DESCRIPTION OF THE TASK: Go through the data and copy every line exactly, but not the images.

>>>

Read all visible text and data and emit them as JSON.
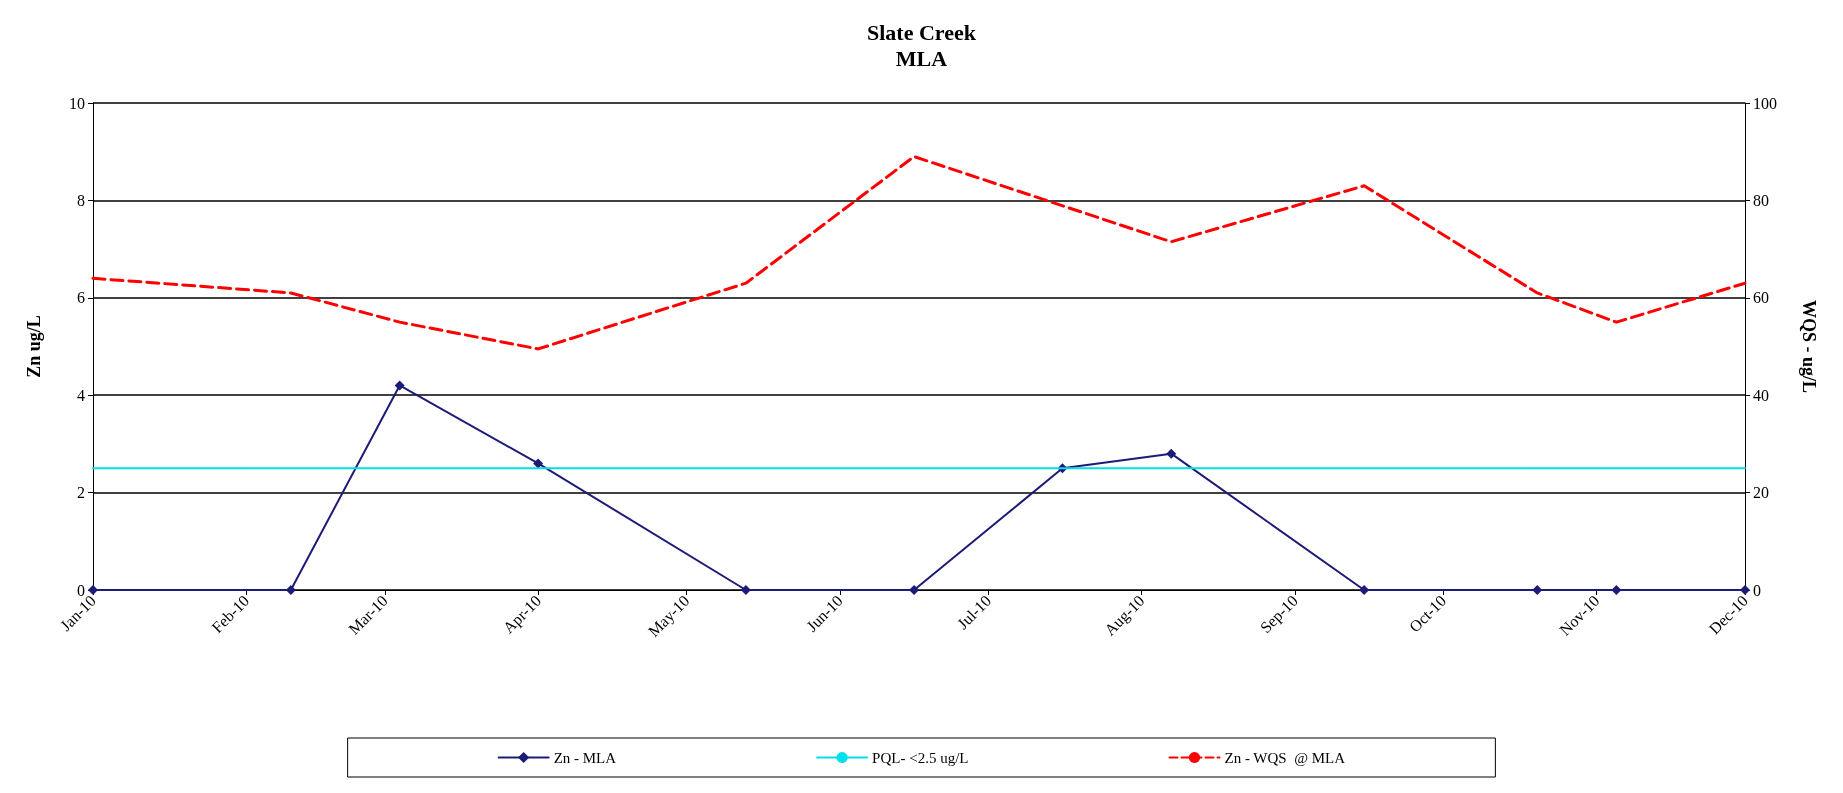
{
  "chart_data": {
    "type": "line",
    "title": "Slate Creek",
    "subtitle": "MLA",
    "ylabel": "Zn ug/L",
    "y2label": "WQS - ug/L",
    "x": [
      "2010-01-01",
      "2010-02-10",
      "2010-03-04",
      "2010-04-01",
      "2010-05-13",
      "2010-06-16",
      "2010-07-16",
      "2010-08-07",
      "2010-09-15",
      "2010-10-20",
      "2010-11-05",
      "2010-12-01"
    ],
    "series": [
      {
        "name": "Zn - MLA",
        "color": "#1c1c78",
        "marker": "diamond",
        "values": [
          0,
          0,
          4.2,
          2.6,
          0,
          0,
          2.5,
          2.8,
          0,
          0,
          0,
          0
        ]
      },
      {
        "name": "PQL- <2.5 ug/L",
        "color": "#00e0e8",
        "marker": "none",
        "x": [
          "2010-01-01",
          "2010-12-01"
        ],
        "values": [
          2.5,
          2.5
        ]
      },
      {
        "name": "Zn - WQS  @ MLA",
        "color": "#ff0000",
        "marker": "none",
        "line_style": "dashed",
        "axis": "y2",
        "x": [
          "2010-01-01",
          "2010-02-10",
          "2010-03-04",
          "2010-04-01",
          "2010-05-13",
          "2010-06-16",
          "2010-08-07",
          "2010-09-15",
          "2010-10-20",
          "2010-11-05",
          "2010-12-01"
        ],
        "values": [
          64,
          61,
          55,
          49.5,
          63,
          89,
          71.5,
          83,
          61,
          55,
          63
        ]
      }
    ],
    "xlim": [
      "2010-01-01",
      "2010-12-01"
    ],
    "xticks": [
      {
        "value": "2010-01-01",
        "label": "Jan-10"
      },
      {
        "value": "2010-02-01",
        "label": "Feb-10"
      },
      {
        "value": "2010-03-01",
        "label": "Mar-10"
      },
      {
        "value": "2010-04-01",
        "label": "Apr-10"
      },
      {
        "value": "2010-05-01",
        "label": "May-10"
      },
      {
        "value": "2010-06-01",
        "label": "Jun-10"
      },
      {
        "value": "2010-07-01",
        "label": "Jul-10"
      },
      {
        "value": "2010-08-01",
        "label": "Aug-10"
      },
      {
        "value": "2010-09-01",
        "label": "Sep-10"
      },
      {
        "value": "2010-10-01",
        "label": "Oct-10"
      },
      {
        "value": "2010-11-01",
        "label": "Nov-10"
      },
      {
        "value": "2010-12-01",
        "label": "Dec-10"
      }
    ],
    "ylim": [
      0,
      10
    ],
    "yticks": [
      0,
      2,
      4,
      6,
      8,
      10
    ],
    "y2lim": [
      0,
      100
    ],
    "y2ticks": [
      0,
      20,
      40,
      60,
      80,
      100
    ],
    "grid": "y",
    "legend": "bottom"
  }
}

<<<

CORRECT RESULT:
Read all visible text and data and emit them as JSON.
{
  "chart_data": {
    "type": "line",
    "title": "Slate Creek",
    "subtitle": "MLA",
    "ylabel": "Zn ug/L",
    "y2label": "WQS - ug/L",
    "x": [
      "2010-01-01",
      "2010-02-10",
      "2010-03-04",
      "2010-04-01",
      "2010-05-13",
      "2010-06-16",
      "2010-07-16",
      "2010-08-07",
      "2010-09-15",
      "2010-10-20",
      "2010-11-05",
      "2010-12-01"
    ],
    "series": [
      {
        "name": "Zn - MLA",
        "color": "#1c1c78",
        "marker": "diamond",
        "values": [
          0,
          0,
          4.2,
          2.6,
          0,
          0,
          2.5,
          2.8,
          0,
          0,
          0,
          0
        ]
      },
      {
        "name": "PQL- <2.5 ug/L",
        "color": "#00e0e8",
        "marker": "none",
        "x": [
          "2010-01-01",
          "2010-12-01"
        ],
        "values": [
          2.5,
          2.5
        ]
      },
      {
        "name": "Zn - WQS  @ MLA",
        "color": "#ff0000",
        "marker": "none",
        "line_style": "dashed",
        "axis": "y2",
        "x": [
          "2010-01-01",
          "2010-02-10",
          "2010-03-04",
          "2010-04-01",
          "2010-05-13",
          "2010-06-16",
          "2010-08-07",
          "2010-09-15",
          "2010-10-20",
          "2010-11-05",
          "2010-12-01"
        ],
        "values": [
          64,
          61,
          55,
          49.5,
          63,
          89,
          71.5,
          83,
          61,
          55,
          63
        ]
      }
    ],
    "xlim": [
      "2010-01-01",
      "2010-12-01"
    ],
    "xticks": [
      {
        "value": "2010-01-01",
        "label": "Jan-10"
      },
      {
        "value": "2010-02-01",
        "label": "Feb-10"
      },
      {
        "value": "2010-03-01",
        "label": "Mar-10"
      },
      {
        "value": "2010-04-01",
        "label": "Apr-10"
      },
      {
        "value": "2010-05-01",
        "label": "May-10"
      },
      {
        "value": "2010-06-01",
        "label": "Jun-10"
      },
      {
        "value": "2010-07-01",
        "label": "Jul-10"
      },
      {
        "value": "2010-08-01",
        "label": "Aug-10"
      },
      {
        "value": "2010-09-01",
        "label": "Sep-10"
      },
      {
        "value": "2010-10-01",
        "label": "Oct-10"
      },
      {
        "value": "2010-11-01",
        "label": "Nov-10"
      },
      {
        "value": "2010-12-01",
        "label": "Dec-10"
      }
    ],
    "ylim": [
      0,
      10
    ],
    "yticks": [
      0,
      2,
      4,
      6,
      8,
      10
    ],
    "y2lim": [
      0,
      100
    ],
    "y2ticks": [
      0,
      20,
      40,
      60,
      80,
      100
    ],
    "grid": "y",
    "legend": "bottom"
  }
}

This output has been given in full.